--- Exercise details ---
Check every line of the entries for the string "swatch" and return the ones that contain it.

Document understanding data:
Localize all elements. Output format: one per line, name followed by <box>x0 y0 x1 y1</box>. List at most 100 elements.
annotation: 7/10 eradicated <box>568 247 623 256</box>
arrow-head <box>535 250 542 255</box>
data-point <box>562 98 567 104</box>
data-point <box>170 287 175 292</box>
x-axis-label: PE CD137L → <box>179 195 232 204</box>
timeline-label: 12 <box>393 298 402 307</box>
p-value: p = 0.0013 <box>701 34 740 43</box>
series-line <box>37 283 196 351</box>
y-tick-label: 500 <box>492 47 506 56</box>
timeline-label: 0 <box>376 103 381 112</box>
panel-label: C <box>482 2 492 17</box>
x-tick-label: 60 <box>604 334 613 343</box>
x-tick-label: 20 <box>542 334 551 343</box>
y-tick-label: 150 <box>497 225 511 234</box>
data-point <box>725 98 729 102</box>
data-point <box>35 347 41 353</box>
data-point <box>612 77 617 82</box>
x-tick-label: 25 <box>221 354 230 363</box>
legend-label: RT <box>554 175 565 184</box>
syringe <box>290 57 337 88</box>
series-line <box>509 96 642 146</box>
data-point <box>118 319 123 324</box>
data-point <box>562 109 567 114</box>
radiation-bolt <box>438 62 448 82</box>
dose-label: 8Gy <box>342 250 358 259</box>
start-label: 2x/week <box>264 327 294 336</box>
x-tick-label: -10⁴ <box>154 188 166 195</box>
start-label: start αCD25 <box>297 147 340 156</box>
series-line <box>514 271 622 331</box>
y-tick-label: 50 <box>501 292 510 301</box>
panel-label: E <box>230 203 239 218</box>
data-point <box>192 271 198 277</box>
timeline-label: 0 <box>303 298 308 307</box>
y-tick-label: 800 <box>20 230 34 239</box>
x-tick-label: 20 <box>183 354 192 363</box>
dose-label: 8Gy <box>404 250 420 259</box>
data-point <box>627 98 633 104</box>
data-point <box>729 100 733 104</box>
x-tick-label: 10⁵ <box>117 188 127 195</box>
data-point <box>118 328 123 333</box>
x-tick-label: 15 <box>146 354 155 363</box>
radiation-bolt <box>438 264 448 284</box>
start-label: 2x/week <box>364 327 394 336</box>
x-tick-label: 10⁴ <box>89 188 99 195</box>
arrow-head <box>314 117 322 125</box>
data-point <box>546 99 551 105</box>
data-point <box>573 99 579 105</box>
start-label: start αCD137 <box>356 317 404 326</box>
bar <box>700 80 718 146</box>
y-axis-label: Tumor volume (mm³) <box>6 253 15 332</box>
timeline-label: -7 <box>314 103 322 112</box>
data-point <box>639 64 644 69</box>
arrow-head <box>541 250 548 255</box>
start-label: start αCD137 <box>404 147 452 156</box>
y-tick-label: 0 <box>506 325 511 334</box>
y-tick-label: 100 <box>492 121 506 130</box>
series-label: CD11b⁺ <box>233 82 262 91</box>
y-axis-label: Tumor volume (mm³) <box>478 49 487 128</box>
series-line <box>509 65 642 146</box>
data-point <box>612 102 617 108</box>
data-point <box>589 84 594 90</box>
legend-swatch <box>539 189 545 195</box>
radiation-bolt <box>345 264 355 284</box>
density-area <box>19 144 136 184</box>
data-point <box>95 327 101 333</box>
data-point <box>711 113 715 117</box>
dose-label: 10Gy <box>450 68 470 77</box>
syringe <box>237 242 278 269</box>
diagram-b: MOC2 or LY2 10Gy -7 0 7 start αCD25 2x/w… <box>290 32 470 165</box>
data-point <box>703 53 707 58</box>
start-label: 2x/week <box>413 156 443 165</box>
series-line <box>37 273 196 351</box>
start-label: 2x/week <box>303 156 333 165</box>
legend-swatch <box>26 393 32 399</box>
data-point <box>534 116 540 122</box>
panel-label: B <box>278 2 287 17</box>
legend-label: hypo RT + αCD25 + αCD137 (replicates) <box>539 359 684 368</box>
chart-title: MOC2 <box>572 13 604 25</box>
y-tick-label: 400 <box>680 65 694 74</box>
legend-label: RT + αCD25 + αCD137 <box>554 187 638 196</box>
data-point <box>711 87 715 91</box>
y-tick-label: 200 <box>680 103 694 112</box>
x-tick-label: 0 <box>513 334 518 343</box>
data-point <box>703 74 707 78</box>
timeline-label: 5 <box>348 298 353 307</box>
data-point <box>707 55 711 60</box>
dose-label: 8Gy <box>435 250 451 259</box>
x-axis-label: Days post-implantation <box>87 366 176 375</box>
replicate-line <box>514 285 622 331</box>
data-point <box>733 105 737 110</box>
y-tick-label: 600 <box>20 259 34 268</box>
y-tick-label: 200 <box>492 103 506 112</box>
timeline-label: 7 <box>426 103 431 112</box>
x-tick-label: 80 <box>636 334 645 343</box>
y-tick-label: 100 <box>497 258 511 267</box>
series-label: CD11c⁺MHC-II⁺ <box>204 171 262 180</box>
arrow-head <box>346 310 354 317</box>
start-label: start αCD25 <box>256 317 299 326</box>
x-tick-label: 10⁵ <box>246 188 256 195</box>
---
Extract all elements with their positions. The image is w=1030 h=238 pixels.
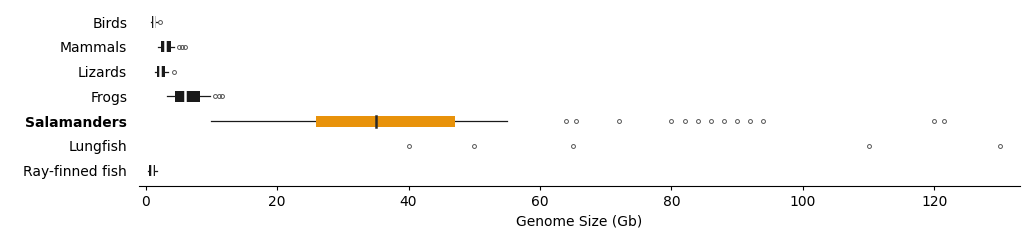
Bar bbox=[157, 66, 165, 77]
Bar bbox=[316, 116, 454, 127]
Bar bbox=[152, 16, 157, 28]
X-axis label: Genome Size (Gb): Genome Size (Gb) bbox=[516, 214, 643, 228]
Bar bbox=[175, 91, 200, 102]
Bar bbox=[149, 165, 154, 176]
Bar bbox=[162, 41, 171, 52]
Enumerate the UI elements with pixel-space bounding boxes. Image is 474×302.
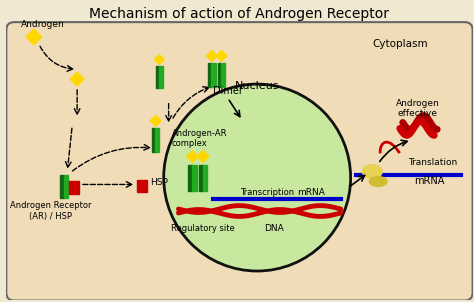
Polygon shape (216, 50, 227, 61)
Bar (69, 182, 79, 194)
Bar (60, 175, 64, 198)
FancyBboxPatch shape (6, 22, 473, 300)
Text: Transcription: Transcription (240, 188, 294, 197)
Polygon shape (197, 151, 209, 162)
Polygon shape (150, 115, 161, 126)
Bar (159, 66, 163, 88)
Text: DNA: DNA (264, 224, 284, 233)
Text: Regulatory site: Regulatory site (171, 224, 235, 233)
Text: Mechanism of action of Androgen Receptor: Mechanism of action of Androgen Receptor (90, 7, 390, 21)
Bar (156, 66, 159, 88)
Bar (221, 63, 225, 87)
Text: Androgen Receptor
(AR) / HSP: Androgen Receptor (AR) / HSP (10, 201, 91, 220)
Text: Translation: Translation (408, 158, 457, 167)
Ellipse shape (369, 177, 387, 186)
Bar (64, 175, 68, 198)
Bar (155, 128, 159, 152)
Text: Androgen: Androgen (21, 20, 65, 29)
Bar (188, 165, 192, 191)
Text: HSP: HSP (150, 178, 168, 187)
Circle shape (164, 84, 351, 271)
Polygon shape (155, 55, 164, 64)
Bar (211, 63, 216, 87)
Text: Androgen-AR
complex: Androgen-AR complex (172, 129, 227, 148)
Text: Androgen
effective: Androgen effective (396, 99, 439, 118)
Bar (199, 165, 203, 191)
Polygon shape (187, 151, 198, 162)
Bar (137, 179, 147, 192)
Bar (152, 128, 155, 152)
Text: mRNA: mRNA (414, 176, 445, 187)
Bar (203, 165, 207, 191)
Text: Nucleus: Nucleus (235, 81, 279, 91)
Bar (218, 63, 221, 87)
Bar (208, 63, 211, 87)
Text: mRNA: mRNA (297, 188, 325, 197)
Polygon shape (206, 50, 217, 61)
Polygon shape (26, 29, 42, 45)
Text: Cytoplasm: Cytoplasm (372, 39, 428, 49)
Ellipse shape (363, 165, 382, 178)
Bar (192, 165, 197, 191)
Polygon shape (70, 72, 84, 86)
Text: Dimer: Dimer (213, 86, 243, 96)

--- Output for this exercise ---
legend-swatch <box>539 189 545 195</box>
legend-swatch <box>26 393 32 399</box>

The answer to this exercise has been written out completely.